Figure dataset records:

◆ ◆ ◆ ◆ ◆ ◆ ◆

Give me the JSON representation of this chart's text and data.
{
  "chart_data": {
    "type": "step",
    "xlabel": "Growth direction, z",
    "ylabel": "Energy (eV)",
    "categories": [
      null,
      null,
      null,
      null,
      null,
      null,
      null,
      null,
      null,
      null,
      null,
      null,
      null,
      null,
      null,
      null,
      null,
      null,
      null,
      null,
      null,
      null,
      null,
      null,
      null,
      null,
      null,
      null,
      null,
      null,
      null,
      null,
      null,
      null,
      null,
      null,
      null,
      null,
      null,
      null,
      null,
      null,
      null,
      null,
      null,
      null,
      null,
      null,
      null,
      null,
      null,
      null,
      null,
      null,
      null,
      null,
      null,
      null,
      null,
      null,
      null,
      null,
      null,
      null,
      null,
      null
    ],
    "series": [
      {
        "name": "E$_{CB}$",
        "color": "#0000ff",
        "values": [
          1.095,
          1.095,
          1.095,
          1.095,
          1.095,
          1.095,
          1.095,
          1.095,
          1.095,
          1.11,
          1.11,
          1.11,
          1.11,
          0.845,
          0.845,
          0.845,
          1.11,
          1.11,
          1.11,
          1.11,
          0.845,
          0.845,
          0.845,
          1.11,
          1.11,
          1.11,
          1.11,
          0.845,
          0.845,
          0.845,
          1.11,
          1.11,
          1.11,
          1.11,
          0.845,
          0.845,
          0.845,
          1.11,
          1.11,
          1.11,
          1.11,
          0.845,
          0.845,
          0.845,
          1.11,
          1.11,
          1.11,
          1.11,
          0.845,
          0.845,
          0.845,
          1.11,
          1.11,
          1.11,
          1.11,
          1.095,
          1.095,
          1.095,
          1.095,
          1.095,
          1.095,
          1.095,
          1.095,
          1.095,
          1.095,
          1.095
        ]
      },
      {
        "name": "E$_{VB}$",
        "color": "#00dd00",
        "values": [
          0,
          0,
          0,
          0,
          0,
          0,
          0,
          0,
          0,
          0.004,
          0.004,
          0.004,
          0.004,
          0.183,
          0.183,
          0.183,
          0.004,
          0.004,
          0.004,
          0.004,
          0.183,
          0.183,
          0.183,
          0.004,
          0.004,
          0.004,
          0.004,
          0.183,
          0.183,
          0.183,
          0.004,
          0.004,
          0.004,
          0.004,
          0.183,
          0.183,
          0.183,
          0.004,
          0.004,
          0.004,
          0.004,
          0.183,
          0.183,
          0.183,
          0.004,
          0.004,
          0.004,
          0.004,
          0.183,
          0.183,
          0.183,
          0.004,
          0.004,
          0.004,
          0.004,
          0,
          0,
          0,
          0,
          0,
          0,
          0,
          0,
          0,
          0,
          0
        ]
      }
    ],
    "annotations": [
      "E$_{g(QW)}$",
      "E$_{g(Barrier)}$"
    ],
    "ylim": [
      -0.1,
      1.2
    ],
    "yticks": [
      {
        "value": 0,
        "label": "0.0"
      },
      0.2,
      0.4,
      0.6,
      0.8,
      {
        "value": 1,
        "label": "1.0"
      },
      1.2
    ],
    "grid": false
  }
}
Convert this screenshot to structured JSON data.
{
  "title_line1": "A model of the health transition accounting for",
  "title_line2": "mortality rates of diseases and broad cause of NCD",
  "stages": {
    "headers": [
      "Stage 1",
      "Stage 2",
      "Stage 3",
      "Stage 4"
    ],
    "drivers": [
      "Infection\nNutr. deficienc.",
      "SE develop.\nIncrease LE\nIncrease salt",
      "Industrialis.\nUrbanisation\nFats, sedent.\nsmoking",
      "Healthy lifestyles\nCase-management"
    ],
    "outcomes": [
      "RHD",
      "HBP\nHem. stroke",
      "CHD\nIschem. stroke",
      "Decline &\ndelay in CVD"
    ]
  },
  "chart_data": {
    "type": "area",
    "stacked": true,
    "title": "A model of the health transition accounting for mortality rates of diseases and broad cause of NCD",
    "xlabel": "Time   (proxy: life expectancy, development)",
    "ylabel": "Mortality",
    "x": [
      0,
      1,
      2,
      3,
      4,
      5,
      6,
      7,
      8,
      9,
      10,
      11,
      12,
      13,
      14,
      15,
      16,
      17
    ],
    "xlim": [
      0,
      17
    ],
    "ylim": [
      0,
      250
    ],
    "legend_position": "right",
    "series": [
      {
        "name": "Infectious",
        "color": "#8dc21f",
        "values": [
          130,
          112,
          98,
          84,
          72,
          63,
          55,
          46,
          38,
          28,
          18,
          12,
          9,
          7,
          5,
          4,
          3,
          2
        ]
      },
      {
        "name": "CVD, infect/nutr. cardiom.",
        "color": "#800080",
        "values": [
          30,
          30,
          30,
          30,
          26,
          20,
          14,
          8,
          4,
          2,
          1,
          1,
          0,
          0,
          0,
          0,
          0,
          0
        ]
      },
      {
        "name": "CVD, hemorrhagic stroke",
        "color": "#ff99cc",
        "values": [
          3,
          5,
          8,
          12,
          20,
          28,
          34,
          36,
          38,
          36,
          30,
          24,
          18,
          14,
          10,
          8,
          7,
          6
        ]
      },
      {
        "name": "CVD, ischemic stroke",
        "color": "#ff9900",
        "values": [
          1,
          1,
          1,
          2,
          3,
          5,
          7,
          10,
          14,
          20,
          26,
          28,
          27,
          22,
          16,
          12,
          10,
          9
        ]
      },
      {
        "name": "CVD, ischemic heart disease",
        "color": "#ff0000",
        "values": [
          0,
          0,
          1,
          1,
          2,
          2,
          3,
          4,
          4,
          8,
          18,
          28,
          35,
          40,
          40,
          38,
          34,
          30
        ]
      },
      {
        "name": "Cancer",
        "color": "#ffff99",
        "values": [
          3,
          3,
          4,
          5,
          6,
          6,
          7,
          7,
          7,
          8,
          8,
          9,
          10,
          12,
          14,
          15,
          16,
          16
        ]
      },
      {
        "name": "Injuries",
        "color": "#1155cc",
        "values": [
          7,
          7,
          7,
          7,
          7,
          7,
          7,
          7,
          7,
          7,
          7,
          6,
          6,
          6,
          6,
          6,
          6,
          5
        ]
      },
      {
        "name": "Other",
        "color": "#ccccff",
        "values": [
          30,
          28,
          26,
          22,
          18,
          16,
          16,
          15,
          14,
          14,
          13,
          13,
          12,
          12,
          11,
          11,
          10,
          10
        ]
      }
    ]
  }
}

◆ ◆ ◆ ◆ ◆ ◆ ◆

▶ _Given instruction_
Write every line of the material above again, exactly.

▶ _The result_
Give me the JSON representation of this chart's text and data.
{
  "chart_data": {
    "type": "step",
    "xlabel": "Growth direction, z",
    "ylabel": "Energy (eV)",
    "categories": [
      null,
      null,
      null,
      null,
      null,
      null,
      null,
      null,
      null,
      null,
      null,
      null,
      null,
      null,
      null,
      null,
      null,
      null,
      null,
      null,
      null,
      null,
      null,
      null,
      null,
      null,
      null,
      null,
      null,
      null,
      null,
      null,
      null,
      null,
      null,
      null,
      null,
      null,
      null,
      null,
      null,
      null,
      null,
      null,
      null,
      null,
      null,
      null,
      null,
      null,
      null,
      null,
      null,
      null,
      null,
      null,
      null,
      null,
      null,
      null,
      null,
      null,
      null,
      null,
      null,
      null
    ],
    "series": [
      {
        "name": "E$_{CB}$",
        "color": "#0000ff",
        "values": [
          1.095,
          1.095,
          1.095,
          1.095,
          1.095,
          1.095,
          1.095,
          1.095,
          1.095,
          1.11,
          1.11,
          1.11,
          1.11,
          0.845,
          0.845,
          0.845,
          1.11,
          1.11,
          1.11,
          1.11,
          0.845,
          0.845,
          0.845,
          1.11,
          1.11,
          1.11,
          1.11,
          0.845,
          0.845,
          0.845,
          1.11,
          1.11,
          1.11,
          1.11,
          0.845,
          0.845,
          0.845,
          1.11,
          1.11,
          1.11,
          1.11,
          0.845,
          0.845,
          0.845,
          1.11,
          1.11,
          1.11,
          1.11,
          0.845,
          0.845,
          0.845,
          1.11,
          1.11,
          1.11,
          1.11,
          1.095,
          1.095,
          1.095,
          1.095,
          1.095,
          1.095,
          1.095,
          1.095,
          1.095,
          1.095,
          1.095
        ]
      },
      {
        "name": "E$_{VB}$",
        "color": "#00dd00",
        "values": [
          0,
          0,
          0,
          0,
          0,
          0,
          0,
          0,
          0,
          0.004,
          0.004,
          0.004,
          0.004,
          0.183,
          0.183,
          0.183,
          0.004,
          0.004,
          0.004,
          0.004,
          0.183,
          0.183,
          0.183,
          0.004,
          0.004,
          0.004,
          0.004,
          0.183,
          0.183,
          0.183,
          0.004,
          0.004,
          0.004,
          0.004,
          0.183,
          0.183,
          0.183,
          0.004,
          0.004,
          0.004,
          0.004,
          0.183,
          0.183,
          0.183,
          0.004,
          0.004,
          0.004,
          0.004,
          0.183,
          0.183,
          0.183,
          0.004,
          0.004,
          0.004,
          0.004,
          0,
          0,
          0,
          0,
          0,
          0,
          0,
          0,
          0,
          0,
          0
        ]
      }
    ],
    "annotations": [
      "E$_{g(QW)}$",
      "E$_{g(Barrier)}$"
    ],
    "ylim": [
      -0.1,
      1.2
    ],
    "yticks": [
      {
        "value": 0,
        "label": "0.0"
      },
      0.2,
      0.4,
      0.6,
      0.8,
      {
        "value": 1,
        "label": "1.0"
      },
      1.2
    ],
    "grid": false
  }
}
Convert this screenshot to structured JSON data.
{
  "title_line1": "A model of the health transition accounting for",
  "title_line2": "mortality rates of diseases and broad cause of NCD",
  "stages": {
    "headers": [
      "Stage 1",
      "Stage 2",
      "Stage 3",
      "Stage 4"
    ],
    "drivers": [
      "Infection\nNutr. deficienc.",
      "SE develop.\nIncrease LE\nIncrease salt",
      "Industrialis.\nUrbanisation\nFats, sedent.\nsmoking",
      "Healthy lifestyles\nCase-management"
    ],
    "outcomes": [
      "RHD",
      "HBP\nHem. stroke",
      "CHD\nIschem. stroke",
      "Decline &\ndelay in CVD"
    ]
  },
  "chart_data": {
    "type": "area",
    "stacked": true,
    "title": "A model of the health transition accounting for mortality rates of diseases and broad cause of NCD",
    "xlabel": "Time   (proxy: life expectancy, development)",
    "ylabel": "Mortality",
    "x": [
      0,
      1,
      2,
      3,
      4,
      5,
      6,
      7,
      8,
      9,
      10,
      11,
      12,
      13,
      14,
      15,
      16,
      17
    ],
    "xlim": [
      0,
      17
    ],
    "ylim": [
      0,
      250
    ],
    "legend_position": "right",
    "series": [
      {
        "name": "Infectious",
        "color": "#8dc21f",
        "values": [
          130,
          112,
          98,
          84,
          72,
          63,
          55,
          46,
          38,
          28,
          18,
          12,
          9,
          7,
          5,
          4,
          3,
          2
        ]
      },
      {
        "name": "CVD, infect/nutr. cardiom.",
        "color": "#800080",
        "values": [
          30,
          30,
          30,
          30,
          26,
          20,
          14,
          8,
          4,
          2,
          1,
          1,
          0,
          0,
          0,
          0,
          0,
          0
        ]
      },
      {
        "name": "CVD, hemorrhagic stroke",
        "color": "#ff99cc",
        "values": [
          3,
          5,
          8,
          12,
          20,
          28,
          34,
          36,
          38,
          36,
          30,
          24,
          18,
          14,
          10,
          8,
          7,
          6
        ]
      },
      {
        "name": "CVD, ischemic stroke",
        "color": "#ff9900",
        "values": [
          1,
          1,
          1,
          2,
          3,
          5,
          7,
          10,
          14,
          20,
          26,
          28,
          27,
          22,
          16,
          12,
          10,
          9
        ]
      },
      {
        "name": "CVD, ischemic heart disease",
        "color": "#ff0000",
        "values": [
          0,
          0,
          1,
          1,
          2,
          2,
          3,
          4,
          4,
          8,
          18,
          28,
          35,
          40,
          40,
          38,
          34,
          30
        ]
      },
      {
        "name": "Cancer",
        "color": "#ffff99",
        "values": [
          3,
          3,
          4,
          5,
          6,
          6,
          7,
          7,
          7,
          8,
          8,
          9,
          10,
          12,
          14,
          15,
          16,
          16
        ]
      },
      {
        "name": "Injuries",
        "color": "#1155cc",
        "values": [
          7,
          7,
          7,
          7,
          7,
          7,
          7,
          7,
          7,
          7,
          7,
          6,
          6,
          6,
          6,
          6,
          6,
          5
        ]
      },
      {
        "name": "Other",
        "color": "#ccccff",
        "values": [
          30,
          28,
          26,
          22,
          18,
          16,
          16,
          15,
          14,
          14,
          13,
          13,
          12,
          12,
          11,
          11,
          10,
          10
        ]
      }
    ]
  }
}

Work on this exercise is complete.